INPUT RECORDS =
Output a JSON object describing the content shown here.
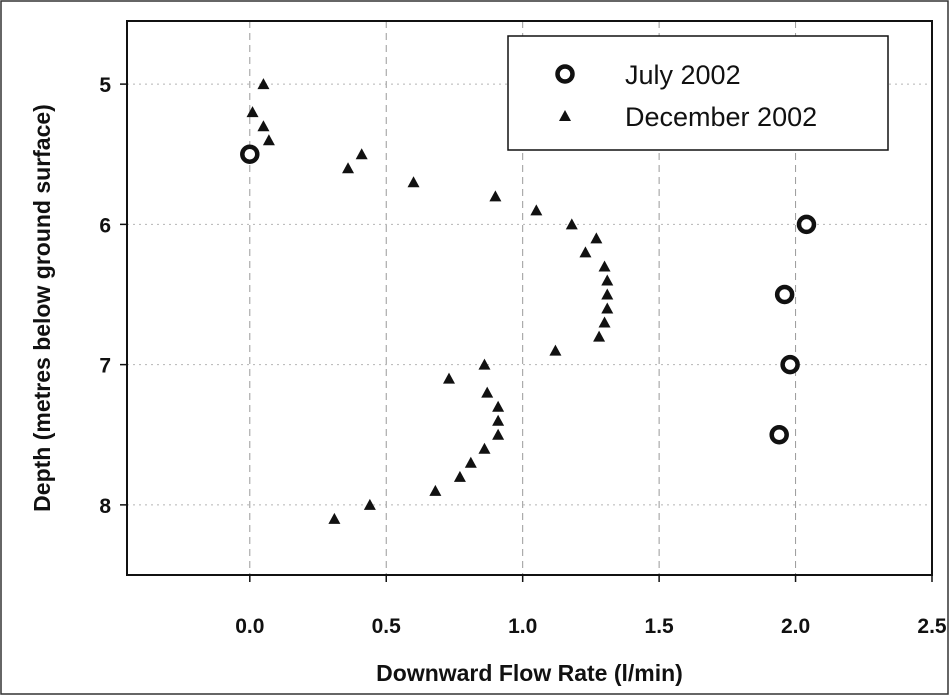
{
  "chart_data": {
    "type": "scatter",
    "xlabel": "Downward Flow Rate (l/min)",
    "ylabel": "Depth (metres below ground surface)",
    "xlim": [
      -0.45,
      2.5
    ],
    "ylim": [
      4.55,
      8.5
    ],
    "y_inverted": true,
    "x_ticks": [
      "0.0",
      "0.5",
      "1.0",
      "1.5",
      "2.0",
      "2.5"
    ],
    "y_ticks": [
      "5",
      "6",
      "7",
      "8"
    ],
    "grid": "vertical dashed and horizontal dotted",
    "legend_position": "top-right",
    "colors": {
      "markers": "#111111",
      "grid": "#9a9a9a",
      "background": "#ffffff"
    },
    "series": [
      {
        "name": "July 2002",
        "marker": "open-circle",
        "points": [
          {
            "x": 0.0,
            "y": 5.5
          },
          {
            "x": 2.04,
            "y": 6.0
          },
          {
            "x": 1.96,
            "y": 6.5
          },
          {
            "x": 1.98,
            "y": 7.0
          },
          {
            "x": 1.94,
            "y": 7.5
          }
        ]
      },
      {
        "name": "December 2002",
        "marker": "filled-triangle",
        "points": [
          {
            "x": 0.05,
            "y": 5.0
          },
          {
            "x": 0.01,
            "y": 5.2
          },
          {
            "x": 0.05,
            "y": 5.3
          },
          {
            "x": 0.07,
            "y": 5.4
          },
          {
            "x": 0.41,
            "y": 5.5
          },
          {
            "x": 0.36,
            "y": 5.6
          },
          {
            "x": 0.6,
            "y": 5.7
          },
          {
            "x": 0.9,
            "y": 5.8
          },
          {
            "x": 1.05,
            "y": 5.9
          },
          {
            "x": 1.18,
            "y": 6.0
          },
          {
            "x": 1.27,
            "y": 6.1
          },
          {
            "x": 1.23,
            "y": 6.2
          },
          {
            "x": 1.3,
            "y": 6.3
          },
          {
            "x": 1.31,
            "y": 6.4
          },
          {
            "x": 1.31,
            "y": 6.5
          },
          {
            "x": 1.31,
            "y": 6.6
          },
          {
            "x": 1.3,
            "y": 6.7
          },
          {
            "x": 1.28,
            "y": 6.8
          },
          {
            "x": 1.12,
            "y": 6.9
          },
          {
            "x": 0.86,
            "y": 7.0
          },
          {
            "x": 0.73,
            "y": 7.1
          },
          {
            "x": 0.87,
            "y": 7.2
          },
          {
            "x": 0.91,
            "y": 7.3
          },
          {
            "x": 0.91,
            "y": 7.4
          },
          {
            "x": 0.91,
            "y": 7.5
          },
          {
            "x": 0.86,
            "y": 7.6
          },
          {
            "x": 0.81,
            "y": 7.7
          },
          {
            "x": 0.77,
            "y": 7.8
          },
          {
            "x": 0.68,
            "y": 7.9
          },
          {
            "x": 0.44,
            "y": 8.0
          },
          {
            "x": 0.31,
            "y": 8.1
          }
        ]
      }
    ]
  }
}
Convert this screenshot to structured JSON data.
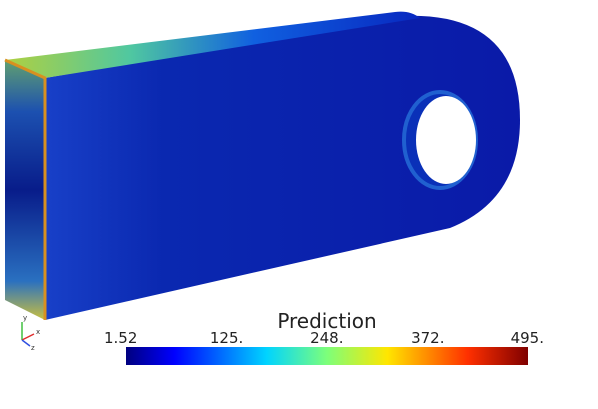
{
  "colorbar": {
    "title": "Prediction",
    "range": [
      1.52,
      495
    ],
    "ticks": [
      {
        "value": 1.52,
        "label": "1.52"
      },
      {
        "value": 125,
        "label": "125."
      },
      {
        "value": 248,
        "label": "248."
      },
      {
        "value": 372,
        "label": "372."
      },
      {
        "value": 495,
        "label": "495."
      }
    ]
  },
  "axes_triad": {
    "x": "x",
    "y": "y",
    "z": "z"
  }
}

TASK TO COMPLETE = Tell how many lines in the records above contain "grid", giving the number and no other words.

ANSWER FOR THE TASK = 2